## TASK PROMPT
Identify the lines that contain the word "this" and copy each one.

## Dataset items
------------------------

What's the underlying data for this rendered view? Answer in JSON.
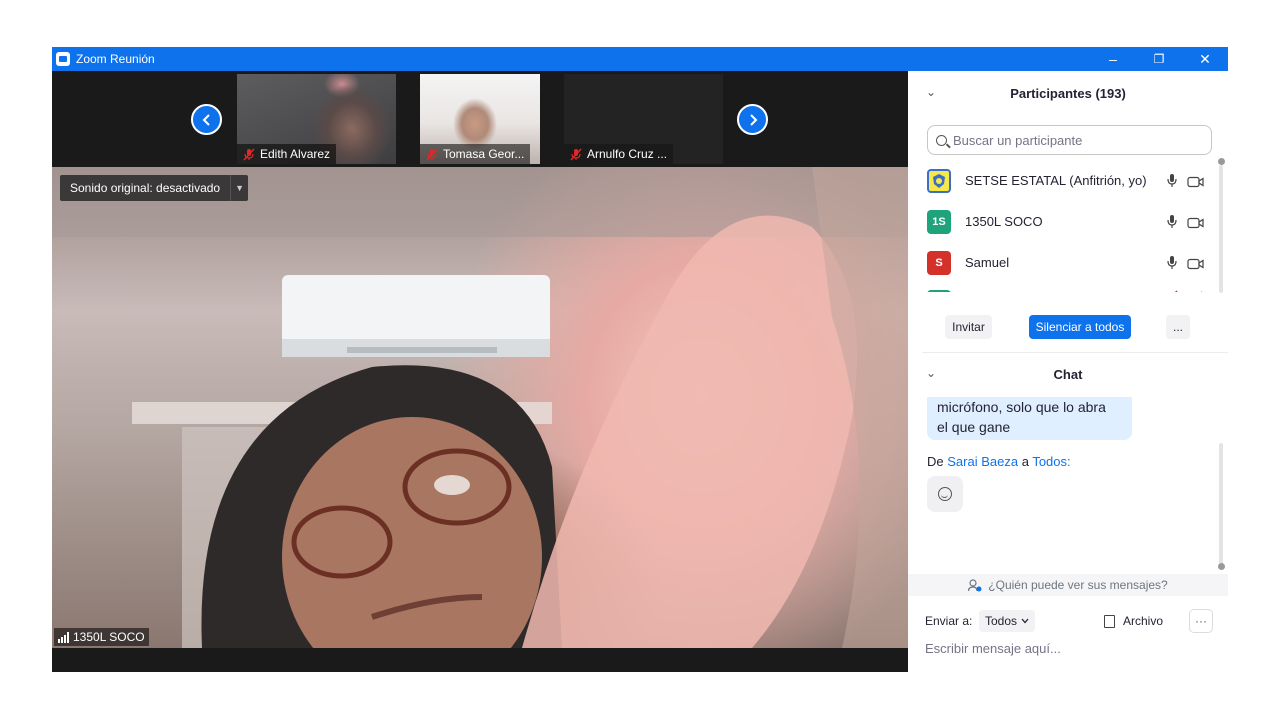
{
  "window": {
    "title": "Zoom Reunión",
    "minimize": "–",
    "restore": "❐",
    "close": "✕"
  },
  "gallery": {
    "prev_arrow": "‹",
    "next_arrow": "›",
    "thumbnails": [
      {
        "name": "Edith Alvarez",
        "muted": true
      },
      {
        "name": "Tomasa Geor...",
        "muted": true
      },
      {
        "name": "Arnulfo Cruz ...",
        "muted": true
      }
    ]
  },
  "main_video": {
    "sound_toggle": "Sonido original: desactivado",
    "speaker_name": "1350L SOCO"
  },
  "participants": {
    "header": "Participantes (193)",
    "search_placeholder": "Buscar un participante",
    "list": [
      {
        "avatar_text": "",
        "name": "SETSE ESTATAL (Anfitrión, yo)",
        "avatar_color": "#f6e84a",
        "mic": "on",
        "video": "off"
      },
      {
        "avatar_text": "1S",
        "name": "1350L SOCO",
        "avatar_color": "#1fa37a",
        "mic": "on",
        "video": "off"
      },
      {
        "avatar_text": "S",
        "name": "Samuel",
        "avatar_color": "#d4312b",
        "mic": "on",
        "video": "off"
      },
      {
        "avatar_text": "",
        "name": "",
        "avatar_color": "#1fa37a",
        "mic": "muted",
        "video": "off"
      }
    ],
    "buttons": {
      "invite": "Invitar",
      "mute_all": "Silenciar a todos",
      "more": "..."
    }
  },
  "chat": {
    "header": "Chat",
    "messages": [
      {
        "line1": "micrófono, solo que lo abra",
        "line2": "el que gane"
      }
    ],
    "last_sender": {
      "prefix": "De",
      "sender": "Sarai Baeza",
      "mid": "a",
      "recipient": "Todos:"
    },
    "who_can_see": "¿Quién puede ver sus mensajes?",
    "send_to_label": "Enviar a:",
    "send_to_value": "Todos",
    "file_label": "Archivo",
    "options": "···",
    "compose_placeholder": "Escribir mensaje aquí..."
  }
}
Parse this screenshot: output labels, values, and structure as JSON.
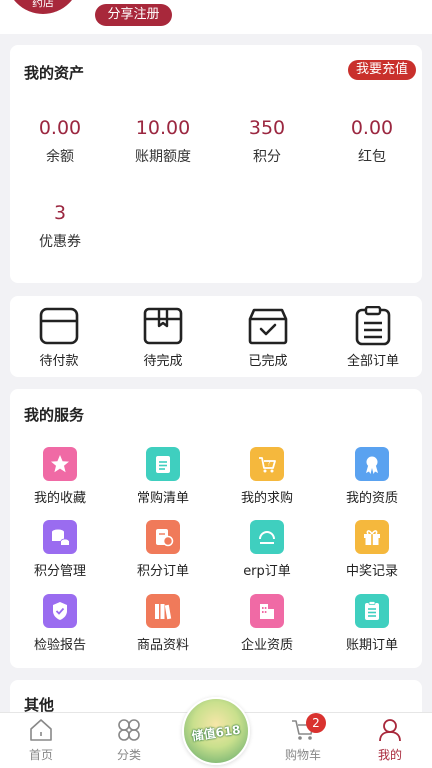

------------------------

## RESULT OF THE TASK
What's the underlying data for this rendered view? Answer in JSON.
Parse this screenshot: output labels, values, and structure as JSON.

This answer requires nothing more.